- [REQUEST] Reproduce the data below exactly, line for line, preserving every character, number, and spacing.

━━━

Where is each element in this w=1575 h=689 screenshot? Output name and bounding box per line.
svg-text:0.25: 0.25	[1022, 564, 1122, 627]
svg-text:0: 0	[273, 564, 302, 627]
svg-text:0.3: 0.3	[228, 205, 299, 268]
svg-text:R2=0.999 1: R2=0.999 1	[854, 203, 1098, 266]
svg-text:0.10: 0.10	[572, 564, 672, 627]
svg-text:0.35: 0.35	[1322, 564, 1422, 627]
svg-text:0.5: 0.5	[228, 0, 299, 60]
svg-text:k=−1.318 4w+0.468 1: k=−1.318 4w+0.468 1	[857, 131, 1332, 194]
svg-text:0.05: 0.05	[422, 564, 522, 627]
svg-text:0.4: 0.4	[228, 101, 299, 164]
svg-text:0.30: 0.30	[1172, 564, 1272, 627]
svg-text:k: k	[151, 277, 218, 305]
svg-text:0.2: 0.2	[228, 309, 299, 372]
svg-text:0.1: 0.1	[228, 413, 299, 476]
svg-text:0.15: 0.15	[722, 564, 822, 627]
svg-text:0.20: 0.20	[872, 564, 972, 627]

━━━

- [EXERCISE OUTPUT]
Where is each element in this w=1575 h=689 screenshot? Output name and bounding box per line.
svg-text:0.25: 0.25	[1022, 564, 1122, 627]
svg-text:0: 0	[273, 564, 302, 627]
svg-text:0.3: 0.3	[228, 205, 299, 268]
svg-text:R2=0.999 1: R2=0.999 1	[854, 203, 1098, 266]
svg-text:0.10: 0.10	[572, 564, 672, 627]
svg-text:0.35: 0.35	[1322, 564, 1422, 627]
svg-text:0.5: 0.5	[228, 0, 299, 60]
svg-text:k=−1.318 4w+0.468 1: k=−1.318 4w+0.468 1	[857, 131, 1332, 194]
svg-text:0.05: 0.05	[422, 564, 522, 627]
svg-text:0.4: 0.4	[228, 101, 299, 164]
svg-text:0.30: 0.30	[1172, 564, 1272, 627]
svg-text:k: k	[151, 277, 218, 305]
svg-text:0.2: 0.2	[228, 309, 299, 372]
svg-text:0.1: 0.1	[228, 413, 299, 476]
svg-text:0.15: 0.15	[722, 564, 822, 627]
svg-text:0.20: 0.20	[872, 564, 972, 627]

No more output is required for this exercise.